#### [Direction]
Go through the entries and transcribe each one exactly, dropping the pictures.

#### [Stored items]
################

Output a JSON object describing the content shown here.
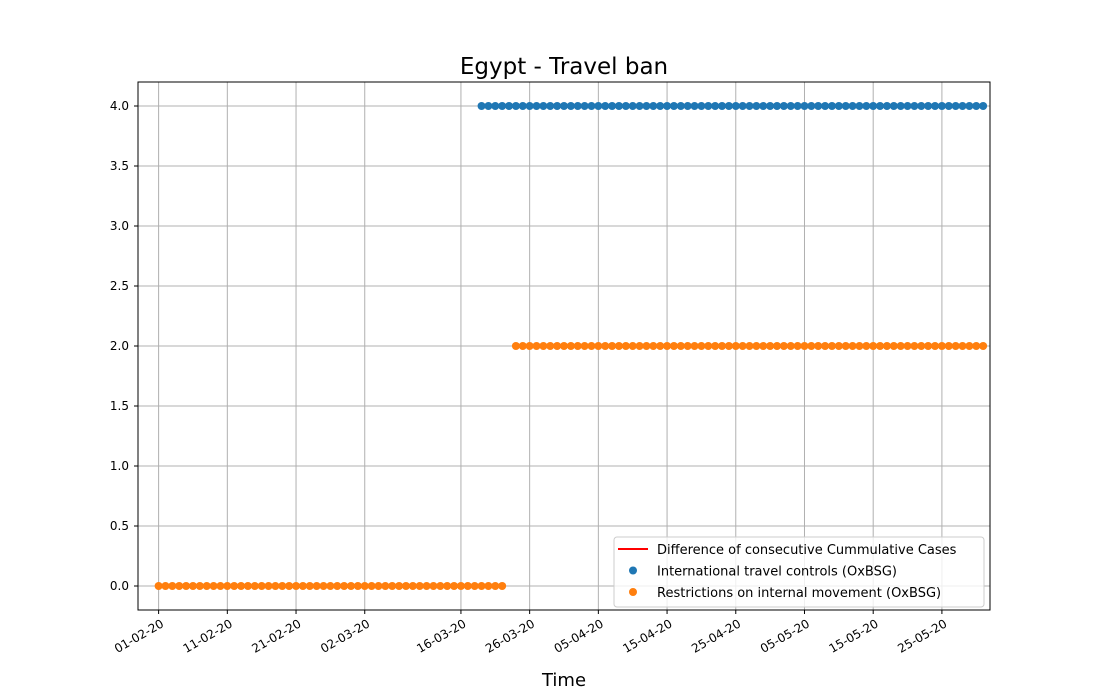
{
  "chart_data": {
    "type": "scatter",
    "title": "Egypt - Travel ban",
    "xlabel": "Time",
    "ylabel": "",
    "x_type": "date",
    "xlim": [
      "2020-01-29",
      "2020-06-01"
    ],
    "ylim": [
      -0.2,
      4.2
    ],
    "grid": true,
    "x_tick_labels": [
      "01-02-20",
      "11-02-20",
      "21-02-20",
      "02-03-20",
      "16-03-20",
      "26-03-20",
      "05-04-20",
      "15-04-20",
      "25-04-20",
      "05-05-20",
      "15-05-20",
      "25-05-20"
    ],
    "y_ticks": [
      "0.0",
      "0.5",
      "1.0",
      "1.5",
      "2.0",
      "2.5",
      "3.0",
      "3.5",
      "4.0"
    ],
    "legend_position": "lower-right",
    "series": [
      {
        "name": "Difference of consecutive Cummulative Cases",
        "kind": "line",
        "color": "#ff0000",
        "segments": []
      },
      {
        "name": "International travel controls (OxBSG)",
        "kind": "marker",
        "color": "#1f77b4",
        "segments": [
          {
            "from": "2020-03-19",
            "to": "2020-05-31",
            "value": 4
          }
        ]
      },
      {
        "name": "Restrictions on internal movement (OxBSG)",
        "kind": "marker",
        "color": "#ff7f0e",
        "segments": [
          {
            "from": "2020-02-01",
            "to": "2020-03-22",
            "value": 0
          },
          {
            "from": "2020-03-24",
            "to": "2020-05-31",
            "value": 2
          }
        ]
      }
    ]
  }
}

################

#### [Result below]
Output a JSON object describing the content shown here.
{
  "chart_data": {
    "type": "scatter",
    "title": "Egypt - Travel ban",
    "xlabel": "Time",
    "ylabel": "",
    "x_type": "date",
    "xlim": [
      "2020-01-29",
      "2020-06-01"
    ],
    "ylim": [
      -0.2,
      4.2
    ],
    "grid": true,
    "x_tick_labels": [
      "01-02-20",
      "11-02-20",
      "21-02-20",
      "02-03-20",
      "16-03-20",
      "26-03-20",
      "05-04-20",
      "15-04-20",
      "25-04-20",
      "05-05-20",
      "15-05-20",
      "25-05-20"
    ],
    "y_ticks": [
      "0.0",
      "0.5",
      "1.0",
      "1.5",
      "2.0",
      "2.5",
      "3.0",
      "3.5",
      "4.0"
    ],
    "legend_position": "lower-right",
    "series": [
      {
        "name": "Difference of consecutive Cummulative Cases",
        "kind": "line",
        "color": "#ff0000",
        "segments": []
      },
      {
        "name": "International travel controls (OxBSG)",
        "kind": "marker",
        "color": "#1f77b4",
        "segments": [
          {
            "from": "2020-03-19",
            "to": "2020-05-31",
            "value": 4
          }
        ]
      },
      {
        "name": "Restrictions on internal movement (OxBSG)",
        "kind": "marker",
        "color": "#ff7f0e",
        "segments": [
          {
            "from": "2020-02-01",
            "to": "2020-03-22",
            "value": 0
          },
          {
            "from": "2020-03-24",
            "to": "2020-05-31",
            "value": 2
          }
        ]
      }
    ]
  }
}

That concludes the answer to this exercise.